(EXERCISE PROMPT)
Find the lines that include the string "angle" and report how many there are. Give no other text.

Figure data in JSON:
_ _ _ _ _ _ _

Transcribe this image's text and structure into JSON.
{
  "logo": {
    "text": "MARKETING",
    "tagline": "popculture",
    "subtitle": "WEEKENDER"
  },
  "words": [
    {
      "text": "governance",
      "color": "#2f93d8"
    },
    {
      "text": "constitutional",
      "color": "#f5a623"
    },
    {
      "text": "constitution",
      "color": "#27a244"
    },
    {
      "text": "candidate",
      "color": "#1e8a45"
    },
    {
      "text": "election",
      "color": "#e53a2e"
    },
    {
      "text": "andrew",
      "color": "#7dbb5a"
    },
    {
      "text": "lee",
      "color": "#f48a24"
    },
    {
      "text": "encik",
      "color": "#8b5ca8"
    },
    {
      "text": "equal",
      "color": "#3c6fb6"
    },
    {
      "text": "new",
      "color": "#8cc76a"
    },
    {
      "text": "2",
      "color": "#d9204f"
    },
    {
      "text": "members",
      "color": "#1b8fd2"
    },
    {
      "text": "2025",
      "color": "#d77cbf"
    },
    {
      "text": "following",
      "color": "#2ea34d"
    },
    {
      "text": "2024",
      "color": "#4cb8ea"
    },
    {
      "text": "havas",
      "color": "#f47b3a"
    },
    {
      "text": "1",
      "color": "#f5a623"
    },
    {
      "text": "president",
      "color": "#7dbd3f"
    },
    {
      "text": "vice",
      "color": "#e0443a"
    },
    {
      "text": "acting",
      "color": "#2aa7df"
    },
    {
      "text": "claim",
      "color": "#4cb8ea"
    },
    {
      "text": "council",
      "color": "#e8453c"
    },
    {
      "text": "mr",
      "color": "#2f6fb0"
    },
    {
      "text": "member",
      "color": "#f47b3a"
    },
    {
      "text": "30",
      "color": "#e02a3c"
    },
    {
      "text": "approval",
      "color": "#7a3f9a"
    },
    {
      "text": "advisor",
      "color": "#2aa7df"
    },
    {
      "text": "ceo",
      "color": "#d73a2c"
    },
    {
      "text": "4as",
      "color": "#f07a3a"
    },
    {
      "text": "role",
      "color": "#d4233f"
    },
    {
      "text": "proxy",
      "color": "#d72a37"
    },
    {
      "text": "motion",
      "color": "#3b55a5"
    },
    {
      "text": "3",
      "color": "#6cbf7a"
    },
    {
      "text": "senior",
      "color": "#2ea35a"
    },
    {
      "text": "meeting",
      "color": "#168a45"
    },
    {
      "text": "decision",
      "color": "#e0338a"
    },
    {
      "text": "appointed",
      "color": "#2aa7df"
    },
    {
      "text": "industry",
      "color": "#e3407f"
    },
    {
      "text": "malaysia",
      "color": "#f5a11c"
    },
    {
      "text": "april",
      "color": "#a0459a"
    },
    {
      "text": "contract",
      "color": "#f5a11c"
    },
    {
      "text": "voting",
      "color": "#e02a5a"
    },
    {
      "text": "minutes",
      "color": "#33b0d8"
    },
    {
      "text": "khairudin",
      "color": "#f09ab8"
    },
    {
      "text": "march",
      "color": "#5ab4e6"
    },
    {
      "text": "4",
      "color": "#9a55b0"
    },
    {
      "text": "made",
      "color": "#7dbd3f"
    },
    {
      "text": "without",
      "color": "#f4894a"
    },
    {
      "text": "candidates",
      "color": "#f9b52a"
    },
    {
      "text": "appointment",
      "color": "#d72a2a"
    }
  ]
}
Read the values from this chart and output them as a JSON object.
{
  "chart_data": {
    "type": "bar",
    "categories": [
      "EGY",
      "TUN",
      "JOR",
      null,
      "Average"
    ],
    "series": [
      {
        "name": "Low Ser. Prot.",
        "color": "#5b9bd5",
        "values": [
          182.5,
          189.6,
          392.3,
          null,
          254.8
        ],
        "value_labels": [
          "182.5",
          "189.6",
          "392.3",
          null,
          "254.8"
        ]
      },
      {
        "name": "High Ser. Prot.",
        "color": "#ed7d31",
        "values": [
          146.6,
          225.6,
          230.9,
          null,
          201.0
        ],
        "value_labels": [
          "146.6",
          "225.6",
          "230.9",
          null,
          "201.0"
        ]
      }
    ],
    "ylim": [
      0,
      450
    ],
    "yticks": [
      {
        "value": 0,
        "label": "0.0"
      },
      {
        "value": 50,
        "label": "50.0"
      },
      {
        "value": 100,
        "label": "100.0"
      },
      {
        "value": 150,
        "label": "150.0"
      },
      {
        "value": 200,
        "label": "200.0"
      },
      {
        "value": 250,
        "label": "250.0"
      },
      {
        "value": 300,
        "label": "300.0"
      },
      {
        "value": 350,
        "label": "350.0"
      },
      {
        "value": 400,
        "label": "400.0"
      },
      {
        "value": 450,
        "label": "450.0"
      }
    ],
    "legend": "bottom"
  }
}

_ _ _ _ _ _ _

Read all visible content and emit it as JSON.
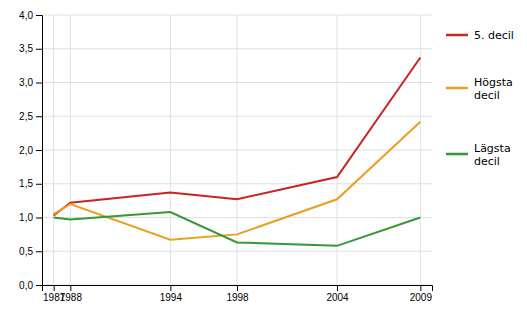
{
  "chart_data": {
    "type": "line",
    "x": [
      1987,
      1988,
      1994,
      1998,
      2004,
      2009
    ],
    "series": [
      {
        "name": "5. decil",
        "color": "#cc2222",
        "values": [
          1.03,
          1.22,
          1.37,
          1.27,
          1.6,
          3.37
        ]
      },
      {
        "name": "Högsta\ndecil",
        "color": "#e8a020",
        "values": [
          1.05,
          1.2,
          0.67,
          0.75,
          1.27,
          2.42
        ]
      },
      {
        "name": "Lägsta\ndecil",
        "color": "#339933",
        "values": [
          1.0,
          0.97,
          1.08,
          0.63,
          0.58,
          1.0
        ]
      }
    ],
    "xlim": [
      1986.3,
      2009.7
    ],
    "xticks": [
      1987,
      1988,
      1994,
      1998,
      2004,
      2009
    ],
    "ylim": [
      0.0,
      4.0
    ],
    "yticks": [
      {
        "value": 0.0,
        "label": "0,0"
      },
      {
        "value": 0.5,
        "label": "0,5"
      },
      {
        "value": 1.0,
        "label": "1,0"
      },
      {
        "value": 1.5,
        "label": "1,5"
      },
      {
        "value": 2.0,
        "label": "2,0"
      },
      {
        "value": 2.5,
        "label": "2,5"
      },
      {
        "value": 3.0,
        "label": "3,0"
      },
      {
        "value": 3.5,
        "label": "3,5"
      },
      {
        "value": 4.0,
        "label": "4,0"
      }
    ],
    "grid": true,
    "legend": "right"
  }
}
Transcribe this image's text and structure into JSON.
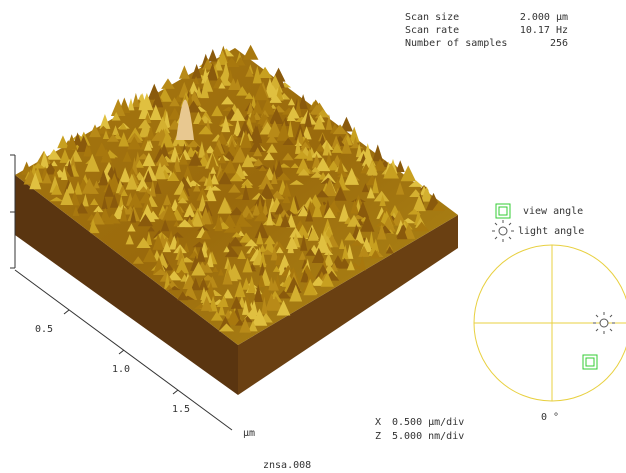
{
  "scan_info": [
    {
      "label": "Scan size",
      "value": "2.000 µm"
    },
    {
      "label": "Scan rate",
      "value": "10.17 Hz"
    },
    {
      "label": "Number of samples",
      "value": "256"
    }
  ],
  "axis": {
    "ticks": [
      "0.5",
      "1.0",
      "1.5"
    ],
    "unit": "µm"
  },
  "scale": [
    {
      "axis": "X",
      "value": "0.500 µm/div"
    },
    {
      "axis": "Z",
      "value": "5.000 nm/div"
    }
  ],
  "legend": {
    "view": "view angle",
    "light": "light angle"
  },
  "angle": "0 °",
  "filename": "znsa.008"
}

_ _ _ _ _ _ _

(FINISHED EXERCISE)
3